EXERCISE GOAL: Report how many lines contain "Columbus"; state the number and nothing else.
—————
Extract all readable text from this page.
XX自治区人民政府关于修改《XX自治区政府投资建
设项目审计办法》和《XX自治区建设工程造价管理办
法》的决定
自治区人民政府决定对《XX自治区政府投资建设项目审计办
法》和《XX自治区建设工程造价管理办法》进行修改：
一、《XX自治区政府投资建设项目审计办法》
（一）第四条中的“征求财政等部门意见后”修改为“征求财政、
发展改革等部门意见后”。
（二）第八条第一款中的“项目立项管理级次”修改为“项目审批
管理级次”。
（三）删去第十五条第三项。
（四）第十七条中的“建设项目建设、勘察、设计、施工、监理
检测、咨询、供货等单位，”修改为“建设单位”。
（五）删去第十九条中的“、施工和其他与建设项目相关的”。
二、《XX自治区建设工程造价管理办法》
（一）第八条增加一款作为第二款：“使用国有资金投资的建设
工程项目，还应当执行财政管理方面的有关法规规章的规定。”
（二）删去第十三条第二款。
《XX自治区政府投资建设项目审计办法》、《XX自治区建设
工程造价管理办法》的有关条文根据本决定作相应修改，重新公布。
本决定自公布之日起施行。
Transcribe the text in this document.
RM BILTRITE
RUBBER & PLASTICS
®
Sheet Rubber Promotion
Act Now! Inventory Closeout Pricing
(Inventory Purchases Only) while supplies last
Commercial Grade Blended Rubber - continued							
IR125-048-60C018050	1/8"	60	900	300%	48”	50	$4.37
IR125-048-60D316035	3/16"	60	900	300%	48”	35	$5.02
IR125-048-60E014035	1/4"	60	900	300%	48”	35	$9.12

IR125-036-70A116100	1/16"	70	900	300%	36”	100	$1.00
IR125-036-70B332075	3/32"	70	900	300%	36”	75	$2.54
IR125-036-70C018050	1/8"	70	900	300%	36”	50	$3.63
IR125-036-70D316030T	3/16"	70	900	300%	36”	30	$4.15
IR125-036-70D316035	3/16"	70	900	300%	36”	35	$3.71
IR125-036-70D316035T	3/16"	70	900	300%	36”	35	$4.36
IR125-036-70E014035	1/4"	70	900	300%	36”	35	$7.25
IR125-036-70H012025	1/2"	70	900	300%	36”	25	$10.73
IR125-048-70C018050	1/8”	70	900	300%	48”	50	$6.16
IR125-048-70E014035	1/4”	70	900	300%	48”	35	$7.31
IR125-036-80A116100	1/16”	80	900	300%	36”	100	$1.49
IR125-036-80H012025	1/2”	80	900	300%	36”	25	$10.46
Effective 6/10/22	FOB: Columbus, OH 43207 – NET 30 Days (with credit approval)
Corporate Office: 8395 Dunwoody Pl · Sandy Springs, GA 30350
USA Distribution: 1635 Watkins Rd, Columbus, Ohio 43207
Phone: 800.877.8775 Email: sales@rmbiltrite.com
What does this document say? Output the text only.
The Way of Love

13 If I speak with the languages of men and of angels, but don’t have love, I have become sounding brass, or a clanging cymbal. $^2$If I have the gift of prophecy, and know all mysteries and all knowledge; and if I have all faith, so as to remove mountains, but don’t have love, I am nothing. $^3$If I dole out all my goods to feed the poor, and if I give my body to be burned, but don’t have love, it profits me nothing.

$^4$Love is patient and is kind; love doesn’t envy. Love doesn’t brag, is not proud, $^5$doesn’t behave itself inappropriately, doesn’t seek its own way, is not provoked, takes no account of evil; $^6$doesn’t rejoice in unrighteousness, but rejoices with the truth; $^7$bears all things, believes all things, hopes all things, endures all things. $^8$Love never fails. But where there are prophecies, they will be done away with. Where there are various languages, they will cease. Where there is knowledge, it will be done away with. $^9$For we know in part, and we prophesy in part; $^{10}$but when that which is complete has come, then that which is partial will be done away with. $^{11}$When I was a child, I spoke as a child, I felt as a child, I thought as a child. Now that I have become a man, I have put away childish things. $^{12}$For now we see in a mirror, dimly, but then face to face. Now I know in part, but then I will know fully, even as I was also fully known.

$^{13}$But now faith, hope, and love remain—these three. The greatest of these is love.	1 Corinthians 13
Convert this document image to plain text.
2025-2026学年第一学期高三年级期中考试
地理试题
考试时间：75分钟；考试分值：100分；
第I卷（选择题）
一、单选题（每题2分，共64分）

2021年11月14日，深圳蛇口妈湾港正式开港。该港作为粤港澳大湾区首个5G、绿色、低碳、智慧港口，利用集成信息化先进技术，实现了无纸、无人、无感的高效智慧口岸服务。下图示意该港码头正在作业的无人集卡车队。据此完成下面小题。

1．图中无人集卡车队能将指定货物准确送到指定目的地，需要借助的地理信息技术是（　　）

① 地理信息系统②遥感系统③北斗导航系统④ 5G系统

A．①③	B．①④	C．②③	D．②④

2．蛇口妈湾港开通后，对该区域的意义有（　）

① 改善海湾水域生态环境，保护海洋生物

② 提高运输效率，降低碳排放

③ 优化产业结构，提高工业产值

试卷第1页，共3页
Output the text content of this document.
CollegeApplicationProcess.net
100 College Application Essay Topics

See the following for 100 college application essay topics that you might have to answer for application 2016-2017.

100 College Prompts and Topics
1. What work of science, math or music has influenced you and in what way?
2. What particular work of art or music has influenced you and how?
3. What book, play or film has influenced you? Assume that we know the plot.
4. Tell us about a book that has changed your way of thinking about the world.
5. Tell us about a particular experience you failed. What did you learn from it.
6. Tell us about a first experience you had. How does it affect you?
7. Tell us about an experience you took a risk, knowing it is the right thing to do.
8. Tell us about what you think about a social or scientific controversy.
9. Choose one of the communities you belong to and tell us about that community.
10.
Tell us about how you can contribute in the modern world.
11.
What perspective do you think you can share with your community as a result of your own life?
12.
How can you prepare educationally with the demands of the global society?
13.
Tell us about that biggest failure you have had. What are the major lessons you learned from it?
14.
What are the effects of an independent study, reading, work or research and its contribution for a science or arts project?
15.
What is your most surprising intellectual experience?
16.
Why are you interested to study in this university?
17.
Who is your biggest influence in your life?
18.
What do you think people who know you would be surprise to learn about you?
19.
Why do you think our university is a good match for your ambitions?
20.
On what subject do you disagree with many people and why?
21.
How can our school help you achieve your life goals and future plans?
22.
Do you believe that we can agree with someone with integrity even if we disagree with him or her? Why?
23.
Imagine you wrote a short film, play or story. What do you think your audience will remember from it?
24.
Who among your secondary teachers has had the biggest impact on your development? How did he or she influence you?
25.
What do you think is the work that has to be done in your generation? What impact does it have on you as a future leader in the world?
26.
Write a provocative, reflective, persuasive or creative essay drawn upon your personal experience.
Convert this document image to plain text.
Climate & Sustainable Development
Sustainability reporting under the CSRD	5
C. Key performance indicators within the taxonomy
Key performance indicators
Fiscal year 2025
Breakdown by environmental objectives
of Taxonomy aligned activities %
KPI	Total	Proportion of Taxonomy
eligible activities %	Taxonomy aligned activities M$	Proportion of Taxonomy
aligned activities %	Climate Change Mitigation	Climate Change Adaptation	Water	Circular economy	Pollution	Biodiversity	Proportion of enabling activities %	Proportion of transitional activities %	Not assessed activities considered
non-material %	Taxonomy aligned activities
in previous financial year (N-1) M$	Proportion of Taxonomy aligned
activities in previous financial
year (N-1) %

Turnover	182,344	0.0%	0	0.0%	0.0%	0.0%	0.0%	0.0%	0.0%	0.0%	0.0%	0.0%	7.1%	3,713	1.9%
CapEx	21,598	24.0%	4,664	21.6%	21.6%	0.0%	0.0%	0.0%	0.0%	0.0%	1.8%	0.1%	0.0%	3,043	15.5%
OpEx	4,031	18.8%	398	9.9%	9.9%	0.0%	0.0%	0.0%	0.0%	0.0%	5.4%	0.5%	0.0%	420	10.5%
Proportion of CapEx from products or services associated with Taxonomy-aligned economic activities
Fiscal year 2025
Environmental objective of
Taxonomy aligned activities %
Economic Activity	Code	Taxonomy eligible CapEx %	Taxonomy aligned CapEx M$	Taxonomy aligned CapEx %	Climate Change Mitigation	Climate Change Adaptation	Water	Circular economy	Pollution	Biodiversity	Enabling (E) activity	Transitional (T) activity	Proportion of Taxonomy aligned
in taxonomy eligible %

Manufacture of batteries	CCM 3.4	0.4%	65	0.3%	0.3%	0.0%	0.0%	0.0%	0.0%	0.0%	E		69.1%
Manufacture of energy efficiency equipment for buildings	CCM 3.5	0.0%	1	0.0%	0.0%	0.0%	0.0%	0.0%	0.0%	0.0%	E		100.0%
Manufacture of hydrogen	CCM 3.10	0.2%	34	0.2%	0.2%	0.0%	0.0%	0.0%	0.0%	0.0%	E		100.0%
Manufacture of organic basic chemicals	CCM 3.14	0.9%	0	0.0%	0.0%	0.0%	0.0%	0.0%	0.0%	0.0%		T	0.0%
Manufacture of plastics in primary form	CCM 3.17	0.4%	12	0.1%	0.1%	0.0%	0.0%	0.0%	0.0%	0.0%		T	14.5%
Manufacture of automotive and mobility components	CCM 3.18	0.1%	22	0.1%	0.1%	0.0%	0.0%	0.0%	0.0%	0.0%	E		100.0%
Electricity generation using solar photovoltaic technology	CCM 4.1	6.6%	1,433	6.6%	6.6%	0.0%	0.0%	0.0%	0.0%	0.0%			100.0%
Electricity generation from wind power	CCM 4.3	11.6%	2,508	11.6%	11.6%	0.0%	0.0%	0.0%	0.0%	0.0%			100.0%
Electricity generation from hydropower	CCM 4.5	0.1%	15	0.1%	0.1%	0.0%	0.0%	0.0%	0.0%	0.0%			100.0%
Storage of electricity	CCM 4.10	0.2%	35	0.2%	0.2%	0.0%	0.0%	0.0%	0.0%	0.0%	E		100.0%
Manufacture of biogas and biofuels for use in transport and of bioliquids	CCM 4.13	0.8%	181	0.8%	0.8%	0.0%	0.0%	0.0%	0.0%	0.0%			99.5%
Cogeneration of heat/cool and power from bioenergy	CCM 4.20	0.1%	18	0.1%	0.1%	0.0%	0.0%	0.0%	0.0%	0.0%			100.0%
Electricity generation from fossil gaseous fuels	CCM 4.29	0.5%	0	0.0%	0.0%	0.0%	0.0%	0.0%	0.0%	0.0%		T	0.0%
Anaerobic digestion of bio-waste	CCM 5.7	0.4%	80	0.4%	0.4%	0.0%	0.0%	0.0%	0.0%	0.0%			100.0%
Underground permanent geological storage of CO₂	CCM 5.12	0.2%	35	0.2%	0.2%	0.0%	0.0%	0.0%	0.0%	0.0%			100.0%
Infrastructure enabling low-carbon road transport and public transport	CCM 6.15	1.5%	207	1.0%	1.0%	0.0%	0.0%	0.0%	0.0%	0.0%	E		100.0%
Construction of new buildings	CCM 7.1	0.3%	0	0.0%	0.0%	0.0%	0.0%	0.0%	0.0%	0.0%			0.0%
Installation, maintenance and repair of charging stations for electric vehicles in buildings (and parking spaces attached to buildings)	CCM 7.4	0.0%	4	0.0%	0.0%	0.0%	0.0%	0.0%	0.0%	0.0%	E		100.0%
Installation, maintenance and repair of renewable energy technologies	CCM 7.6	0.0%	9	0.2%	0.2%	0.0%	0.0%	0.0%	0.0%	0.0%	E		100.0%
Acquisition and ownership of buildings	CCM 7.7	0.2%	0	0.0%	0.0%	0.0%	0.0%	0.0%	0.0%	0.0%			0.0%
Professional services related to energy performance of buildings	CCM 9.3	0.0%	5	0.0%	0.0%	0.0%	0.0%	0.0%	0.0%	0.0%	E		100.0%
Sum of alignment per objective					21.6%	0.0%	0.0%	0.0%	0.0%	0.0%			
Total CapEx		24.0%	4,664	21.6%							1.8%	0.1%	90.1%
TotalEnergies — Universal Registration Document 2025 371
—————
RESULT OF THE EXERCISE: 2